=== Dataset records ===
.....

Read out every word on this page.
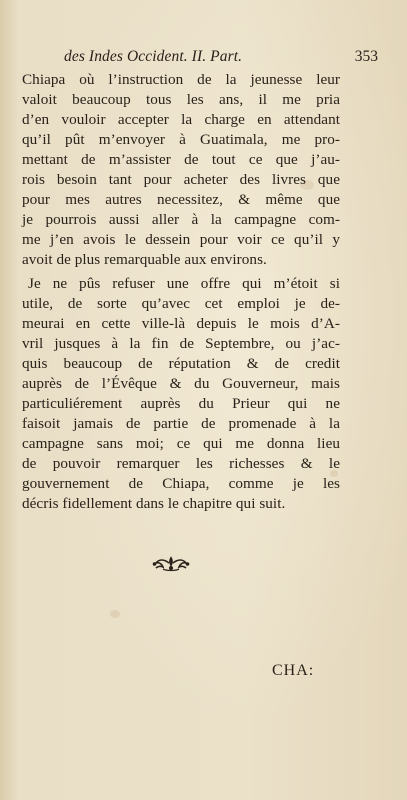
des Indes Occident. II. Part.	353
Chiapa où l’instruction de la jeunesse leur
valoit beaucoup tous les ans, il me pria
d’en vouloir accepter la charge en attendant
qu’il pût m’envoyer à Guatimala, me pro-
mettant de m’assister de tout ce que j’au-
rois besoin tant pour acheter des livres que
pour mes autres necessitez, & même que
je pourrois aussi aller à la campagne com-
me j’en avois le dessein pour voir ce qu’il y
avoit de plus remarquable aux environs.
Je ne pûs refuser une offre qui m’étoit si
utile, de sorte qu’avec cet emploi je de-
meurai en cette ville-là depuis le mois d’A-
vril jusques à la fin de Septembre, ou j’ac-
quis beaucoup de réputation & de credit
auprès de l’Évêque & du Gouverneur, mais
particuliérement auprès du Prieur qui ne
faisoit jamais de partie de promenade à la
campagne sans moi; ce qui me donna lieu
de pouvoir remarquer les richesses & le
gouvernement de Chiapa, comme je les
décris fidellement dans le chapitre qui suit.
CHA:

.....

=== Requirement ===
Write out the full listing verbatim, excluding its pictures.

=== Task output ===
Read out every word on this page.
des Indes Occident. II. Part.	353
Chiapa où l’instruction de la jeunesse leur
valoit beaucoup tous les ans, il me pria
d’en vouloir accepter la charge en attendant
qu’il pût m’envoyer à Guatimala, me pro-
mettant de m’assister de tout ce que j’au-
rois besoin tant pour acheter des livres que
pour mes autres necessitez, & même que
je pourrois aussi aller à la campagne com-
me j’en avois le dessein pour voir ce qu’il y
avoit de plus remarquable aux environs.
Je ne pûs refuser une offre qui m’étoit si
utile, de sorte qu’avec cet emploi je de-
meurai en cette ville-là depuis le mois d’A-
vril jusques à la fin de Septembre, ou j’ac-
quis beaucoup de réputation & de credit
auprès de l’Évêque & du Gouverneur, mais
particuliérement auprès du Prieur qui ne
faisoit jamais de partie de promenade à la
campagne sans moi; ce qui me donna lieu
de pouvoir remarquer les richesses & le
gouvernement de Chiapa, comme je les
décris fidellement dans le chapitre qui suit.
CHA:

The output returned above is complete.